> WHAT THE TASK ASKS: Pull out the lines from the one containing "Convert this document image to plain text." through the final line of the listing below and repeat them exactly. Leave the pictures behind.

> Saved entries:
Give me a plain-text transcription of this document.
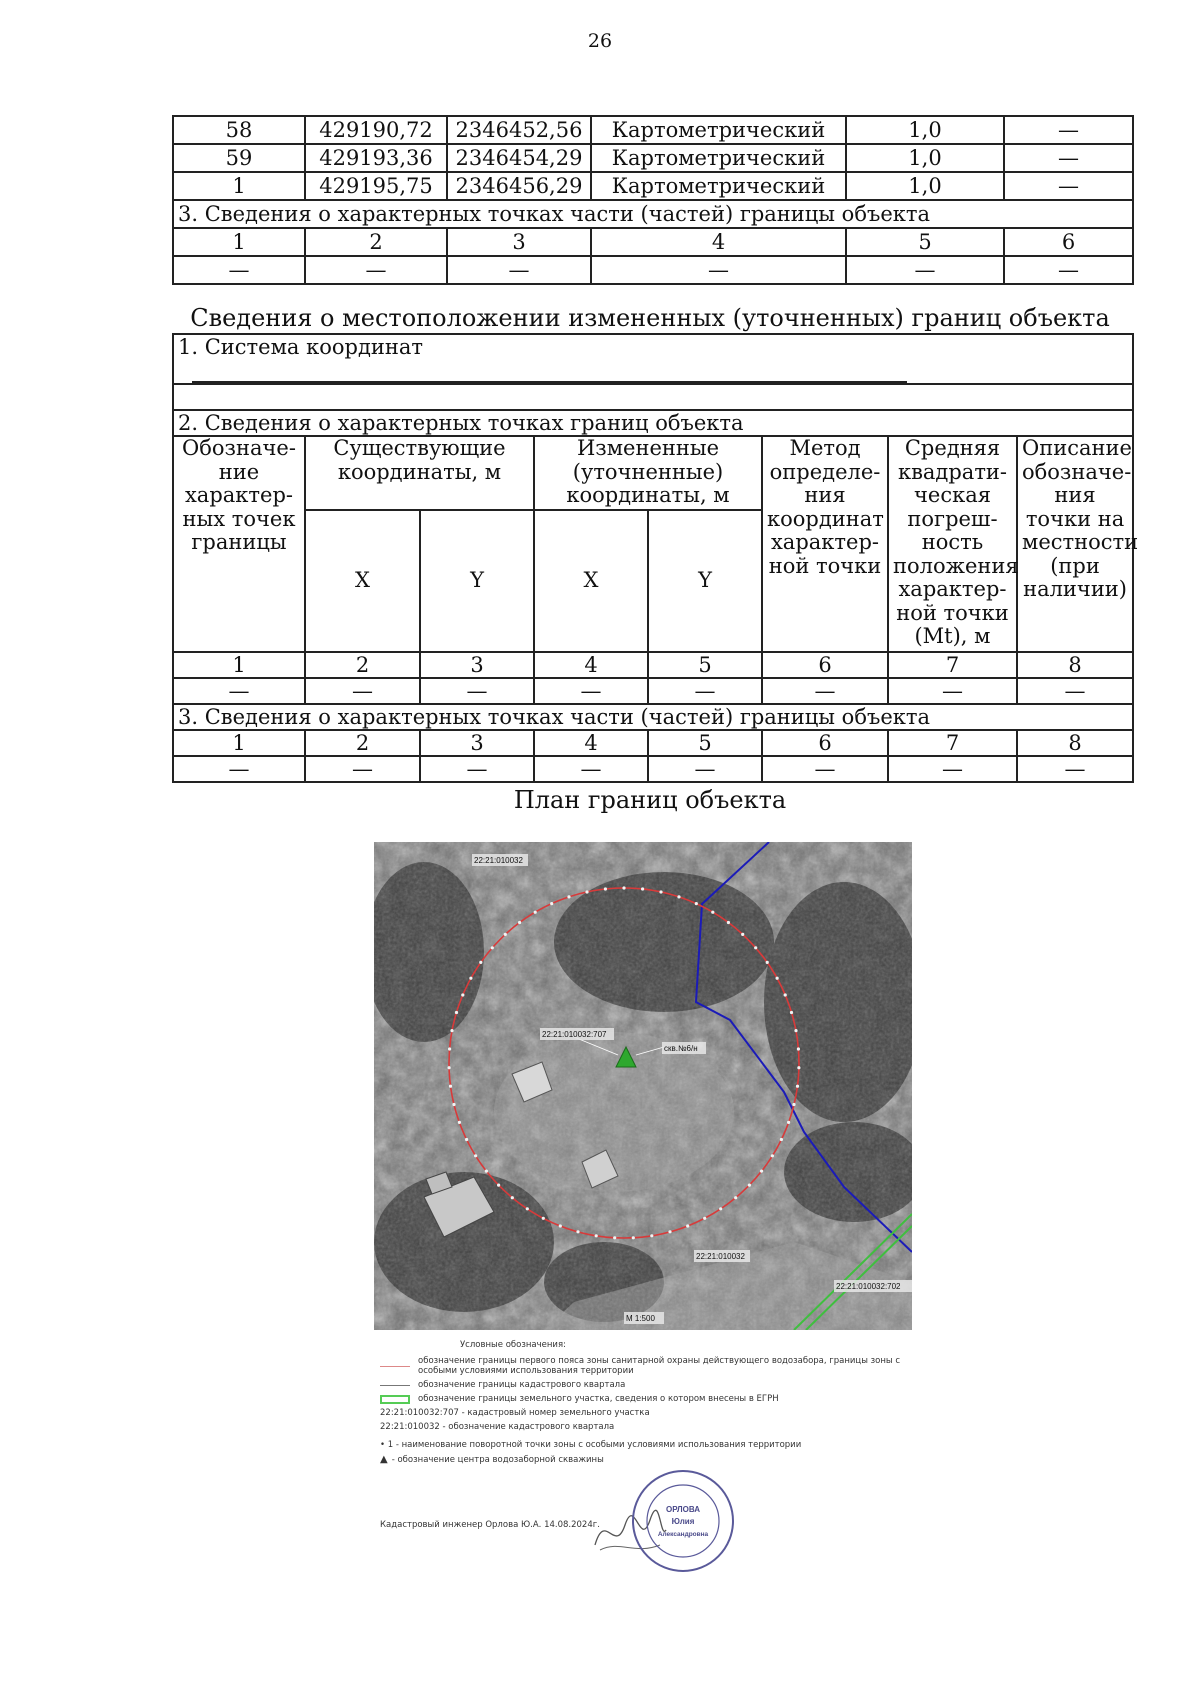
26
58	429190,72	2346452,56	Картометрический	1,0	—
59	429193,36	2346454,29	Картометрический	1,0	—
1	429195,75	2346456,29	Картометрический	1,0	—
3. Сведения о характерных точках части (частей) границы объекта					
1	2	3	4	5	6
—	—	—	—	—	—
Сведения о местоположении измененных (уточненных) границ объекта
1. Система координат							

2. Сведения о характерных точках границ объекта							
Обозначе-ние характер-ных точек границы	Существующие координаты, м		Измененные (уточненные) координаты, м		Метод определе-ния координат характер-ной точки	Средняя квадрати-ческая погреш-ность положения характер-ной точки (Mt), м	Описание обозначе-ния точки на местности (при наличии)
	X	Y	X	Y			
1	2	3	4	5	6	7	8
—	—	—	—	—	—	—	—
3. Сведения о характерных точках части (частей) границы объекта							
1	2	3	4	5	6	7	8
—	—	—	—	—	—	—	—
План границ объекта
22:21:010032
22:21:010032:707
скв.№6/н
22:21:010032
22:21:010032:702
М 1:500
Условные обозначения:
обозначение границы первого пояса зоны санитарной охраны действующего водозабора, границы зоны с особыми условиями использования территории
обозначение границы кадастрового квартала
обозначение границы земельного участка, сведения о котором внесены в ЕГРН
22:21:010032:707 - кадастровый номер земельного участка
22:21:010032 - обозначение кадастрового квартала
• 1 - наименование поворотной точки зоны с особыми условиями использования территории
▲ - обозначение центра водозаборной скважины
Кадастровый инженер Орлова Ю.А. 14.08.2024г.
ОРЛОВА
Юлия
Александровна
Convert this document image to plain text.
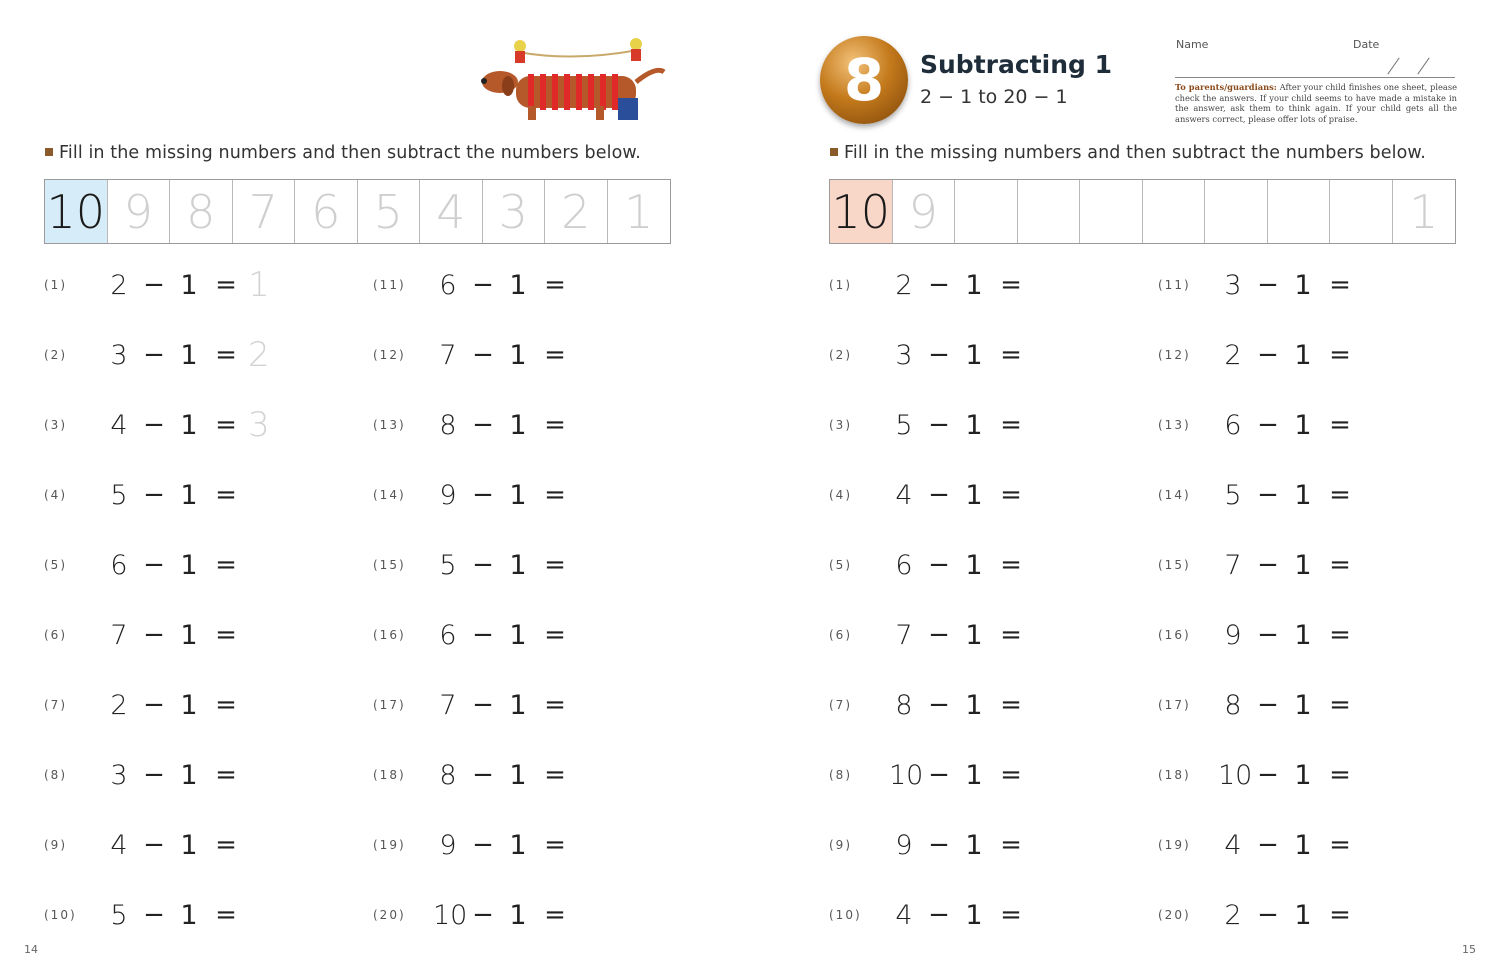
Fill in the missing numbers and then subtract the numbers below.
10 9 8 7 6 5 4 3 2 1
(1)	2 − 1 = 1
(2)	3 − 1 = 2
(3)	4 − 1 = 3
(4)	5 − 1 =
(5)	6 − 1 =
(6)	7 − 1 =
(7)	2 − 1 =
(8)	3 − 1 =
(9)	4 − 1 =
(10)	5 − 1 =
(11)	6 − 1 =
(12)	7 − 1 =
(13)	8 − 1 =
(14)	9 − 1 =
(15)	5 − 1 =
(16)	6 − 1 =
(17)	7 − 1 =
(18)	8 − 1 =
(19)	9 − 1 =
(20)	10 − 1 =
14
8	Subtracting 1
2 − 1 to 20 − 1
Name	Date
To parents/guardians: After your child finishes one sheet, please check the answers. If your child seems to have made a mistake in the answer, ask them to think again. If your child gets all the answers correct, please offer lots of praise.
Fill in the missing numbers and then subtract the numbers below.
10 9	1
(1)	2 − 1 =
(2)	3 − 1 =
(3)	5 − 1 =
(4)	4 − 1 =
(5)	6 − 1 =
(6)	7 − 1 =
(7)	8 − 1 =
(8)	10 − 1 =
(9)	9 − 1 =
(10)	4 − 1 =
(11)	3 − 1 =
(12)	2 − 1 =
(13)	6 − 1 =
(14)	5 − 1 =
(15)	7 − 1 =
(16)	9 − 1 =
(17)	8 − 1 =
(18)	10 − 1 =
(19)	4 − 1 =
(20)	2 − 1 =
15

> ANSWER IN FULL:
Convert this document image to plain text.
Fill in the missing numbers and then subtract the numbers below.
10 9 8 7 6 5 4 3 2 1
(1)	2 − 1 = 1
(2)	3 − 1 = 2
(3)	4 − 1 = 3
(4)	5 − 1 =
(5)	6 − 1 =
(6)	7 − 1 =
(7)	2 − 1 =
(8)	3 − 1 =
(9)	4 − 1 =
(10)	5 − 1 =
(11)	6 − 1 =
(12)	7 − 1 =
(13)	8 − 1 =
(14)	9 − 1 =
(15)	5 − 1 =
(16)	6 − 1 =
(17)	7 − 1 =
(18)	8 − 1 =
(19)	9 − 1 =
(20)	10 − 1 =
14
8	Subtracting 1
2 − 1 to 20 − 1
Name	Date
To parents/guardians: After your child finishes one sheet, please check the answers. If your child seems to have made a mistake in the answer, ask them to think again. If your child gets all the answers correct, please offer lots of praise.
Fill in the missing numbers and then subtract the numbers below.
10 9	1
(1)	2 − 1 =
(2)	3 − 1 =
(3)	5 − 1 =
(4)	4 − 1 =
(5)	6 − 1 =
(6)	7 − 1 =
(7)	8 − 1 =
(8)	10 − 1 =
(9)	9 − 1 =
(10)	4 − 1 =
(11)	3 − 1 =
(12)	2 − 1 =
(13)	6 − 1 =
(14)	5 − 1 =
(15)	7 − 1 =
(16)	9 − 1 =
(17)	8 − 1 =
(18)	10 − 1 =
(19)	4 − 1 =
(20)	2 − 1 =
15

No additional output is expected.